• AIM: Count how many lines of the data below contain the string "ylabel"; the reply should be that number alone.

Stored items
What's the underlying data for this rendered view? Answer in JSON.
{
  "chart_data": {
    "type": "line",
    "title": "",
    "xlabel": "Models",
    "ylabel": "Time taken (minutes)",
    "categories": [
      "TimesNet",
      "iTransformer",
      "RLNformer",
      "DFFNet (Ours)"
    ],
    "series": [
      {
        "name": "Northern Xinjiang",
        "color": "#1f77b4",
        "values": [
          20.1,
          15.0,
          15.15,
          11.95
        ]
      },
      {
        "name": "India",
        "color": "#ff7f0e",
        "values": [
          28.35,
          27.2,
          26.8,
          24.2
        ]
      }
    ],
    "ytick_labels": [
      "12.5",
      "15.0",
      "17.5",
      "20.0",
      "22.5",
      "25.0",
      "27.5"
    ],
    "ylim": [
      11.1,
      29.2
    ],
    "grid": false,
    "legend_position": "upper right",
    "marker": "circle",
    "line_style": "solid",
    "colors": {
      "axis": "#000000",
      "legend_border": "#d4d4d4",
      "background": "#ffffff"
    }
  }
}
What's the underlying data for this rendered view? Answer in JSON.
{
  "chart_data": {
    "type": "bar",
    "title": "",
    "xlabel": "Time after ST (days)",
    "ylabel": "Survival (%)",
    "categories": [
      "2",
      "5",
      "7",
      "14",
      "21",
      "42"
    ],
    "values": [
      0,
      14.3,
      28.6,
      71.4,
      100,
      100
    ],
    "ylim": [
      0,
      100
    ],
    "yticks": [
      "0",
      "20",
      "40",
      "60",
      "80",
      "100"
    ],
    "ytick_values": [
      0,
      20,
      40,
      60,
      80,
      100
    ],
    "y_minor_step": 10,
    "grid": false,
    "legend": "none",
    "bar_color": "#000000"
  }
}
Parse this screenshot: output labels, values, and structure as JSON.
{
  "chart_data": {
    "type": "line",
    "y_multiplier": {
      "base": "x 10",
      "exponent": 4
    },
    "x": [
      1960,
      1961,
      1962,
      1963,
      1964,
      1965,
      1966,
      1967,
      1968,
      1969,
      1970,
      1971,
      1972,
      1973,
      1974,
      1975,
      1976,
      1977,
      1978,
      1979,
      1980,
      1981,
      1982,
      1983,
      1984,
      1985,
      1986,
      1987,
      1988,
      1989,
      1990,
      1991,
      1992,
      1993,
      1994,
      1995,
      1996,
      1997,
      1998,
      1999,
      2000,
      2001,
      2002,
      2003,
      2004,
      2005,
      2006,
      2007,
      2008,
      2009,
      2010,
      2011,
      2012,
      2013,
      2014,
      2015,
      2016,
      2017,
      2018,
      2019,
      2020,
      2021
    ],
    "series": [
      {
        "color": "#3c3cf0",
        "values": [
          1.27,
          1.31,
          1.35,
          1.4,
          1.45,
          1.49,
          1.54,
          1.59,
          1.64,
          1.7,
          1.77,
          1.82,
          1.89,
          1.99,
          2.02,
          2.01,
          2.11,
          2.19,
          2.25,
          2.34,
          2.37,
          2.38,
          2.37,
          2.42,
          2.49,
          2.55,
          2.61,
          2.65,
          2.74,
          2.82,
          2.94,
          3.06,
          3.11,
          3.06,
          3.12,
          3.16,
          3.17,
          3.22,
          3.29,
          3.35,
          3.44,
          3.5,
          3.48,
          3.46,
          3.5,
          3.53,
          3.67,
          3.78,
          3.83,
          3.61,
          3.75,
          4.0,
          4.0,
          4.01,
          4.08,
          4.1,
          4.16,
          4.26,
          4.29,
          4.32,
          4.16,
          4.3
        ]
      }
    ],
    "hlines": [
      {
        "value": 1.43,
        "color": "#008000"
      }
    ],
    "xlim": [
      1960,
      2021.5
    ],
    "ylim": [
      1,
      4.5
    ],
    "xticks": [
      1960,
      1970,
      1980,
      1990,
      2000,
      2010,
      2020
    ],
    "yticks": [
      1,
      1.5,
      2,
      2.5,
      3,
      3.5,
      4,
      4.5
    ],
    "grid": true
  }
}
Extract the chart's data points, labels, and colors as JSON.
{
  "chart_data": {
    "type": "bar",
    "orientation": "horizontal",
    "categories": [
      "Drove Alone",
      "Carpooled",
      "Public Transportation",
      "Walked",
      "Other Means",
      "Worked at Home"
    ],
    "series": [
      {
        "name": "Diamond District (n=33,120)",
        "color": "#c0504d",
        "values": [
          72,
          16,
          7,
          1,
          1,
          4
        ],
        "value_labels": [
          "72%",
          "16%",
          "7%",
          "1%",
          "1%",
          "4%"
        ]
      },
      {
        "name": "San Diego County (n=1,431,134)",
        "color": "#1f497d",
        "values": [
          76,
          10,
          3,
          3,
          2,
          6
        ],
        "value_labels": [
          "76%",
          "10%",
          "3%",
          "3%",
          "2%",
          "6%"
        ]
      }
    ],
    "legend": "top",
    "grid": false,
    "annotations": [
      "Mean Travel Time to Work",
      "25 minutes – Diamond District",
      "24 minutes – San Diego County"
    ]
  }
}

• FINAL RESULT: 2